* _Supplied entries_:
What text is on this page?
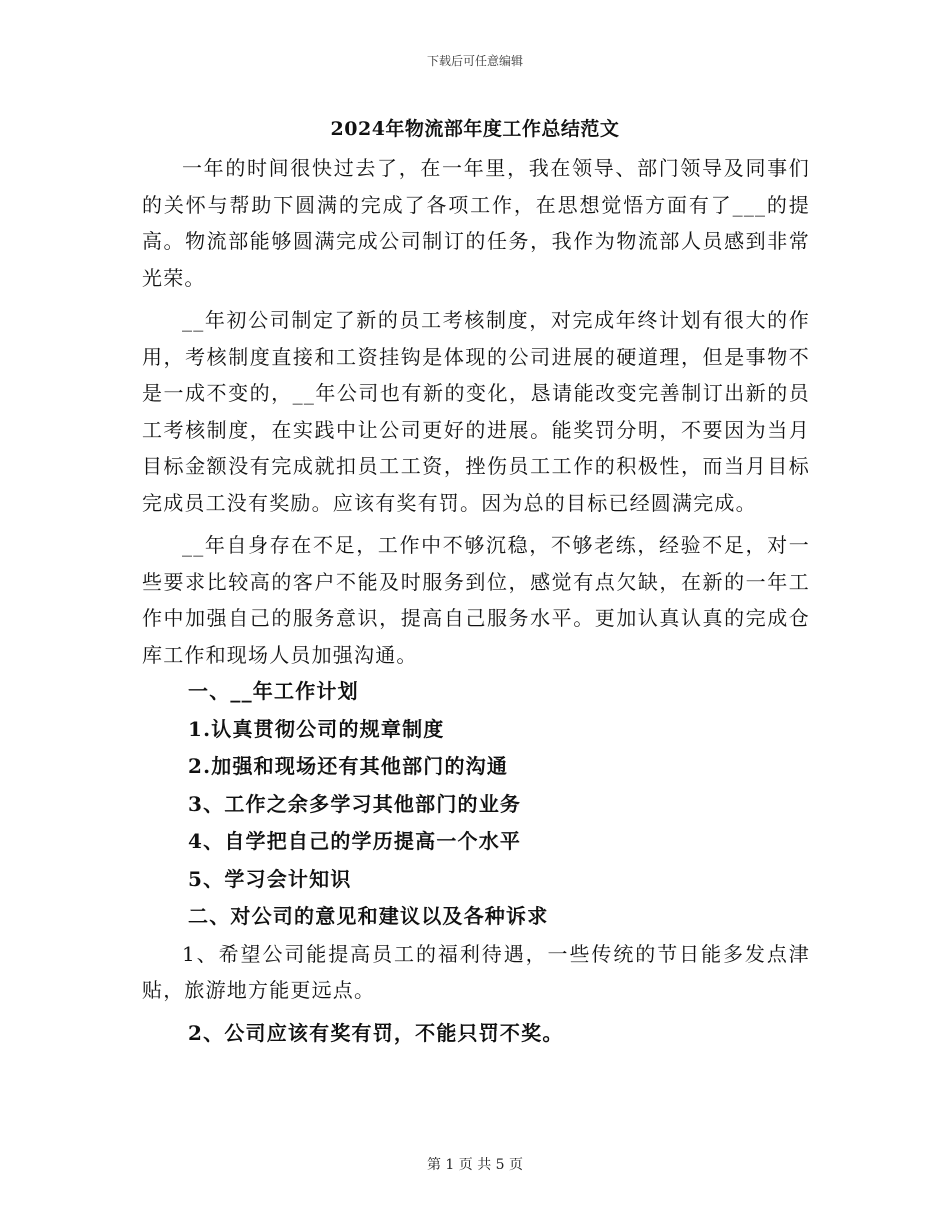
下载后可任意编辑
2024年物流部年度工作总结范文

一年的时间很快过去了，在一年里，我在领导、部门领导及同事们的关怀与帮助下圆满的完成了各项工作，在思想觉悟方面有了___的提高。物流部能够圆满完成公司制订的任务，我作为物流部人员感到非常光荣。

__年初公司制定了新的员工考核制度，对完成年终计划有很大的作用，考核制度直接和工资挂钩是体现的公司进展的硬道理，但是事物不是一成不变的，__年公司也有新的变化，恳请能改变完善制订出新的员工考核制度，在实践中让公司更好的进展。能奖罚分明，不要因为当月目标金额没有完成就扣员工工资，挫伤员工工作的积极性，而当月目标完成员工没有奖励。应该有奖有罚。因为总的目标已经圆满完成。

__年自身存在不足，工作中不够沉稳，不够老练，经验不足，对一些要求比较高的客户不能及时服务到位，感觉有点欠缺，在新的一年工作中加强自己的服务意识，提高自己服务水平。更加认真认真的完成仓库工作和现场人员加强沟通。

一、__年工作计划

1.认真贯彻公司的规章制度

2.加强和现场还有其他部门的沟通

3、工作之余多学习其他部门的业务

4、自学把自己的学历提高一个水平

5、学习会计知识

二、对公司的意见和建议以及各种诉求

1、希望公司能提高员工的福利待遇，一些传统的节日能多发点津贴，旅游地方能更远点。

2、公司应该有奖有罚，不能只罚不奖。

第 1 页 共 5 页
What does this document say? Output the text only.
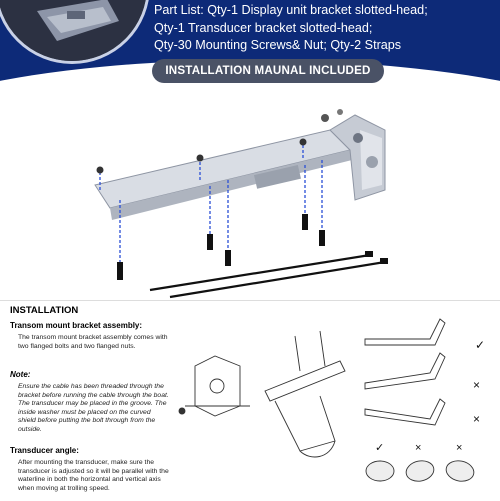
Part List: Qty-1 Display unit bracket slotted-head;
Qty-1 Transducer bracket slotted-head;
Qty-30 Mounting Screws& Nut; Qty-2 Straps
INSTALLATION MAUNAL INCLUDED
INSTALLATION
Transom mount bracket assembly:
The transom mount bracket assembly comes with two flanged bolts and two flanged nuts.
Note:
Ensure the cable has been threaded through the bracket before running the cable through the boat. The transducer may be placed in the groove. The inside washer must be placed on the curved shield before putting the bolt through from the outside.
Transducer angle:
After mounting the transducer, make sure the transducer is adjusted so it will be parallel with the waterline in both the horizontal and vertical axis when moving at trolling speed.
✓
×
×
✓	×	×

* _Problem to work on_: Look through the entries and find each line that has the string "with". Copy those lines.

* _Answer for the task_:
The transom mount bracket assembly comes with two flanged bolts and two flanged nuts.
After mounting the transducer, make sure the transducer is adjusted so it will be parallel with the waterline in both the horizontal and vertical axis when moving at trolling speed.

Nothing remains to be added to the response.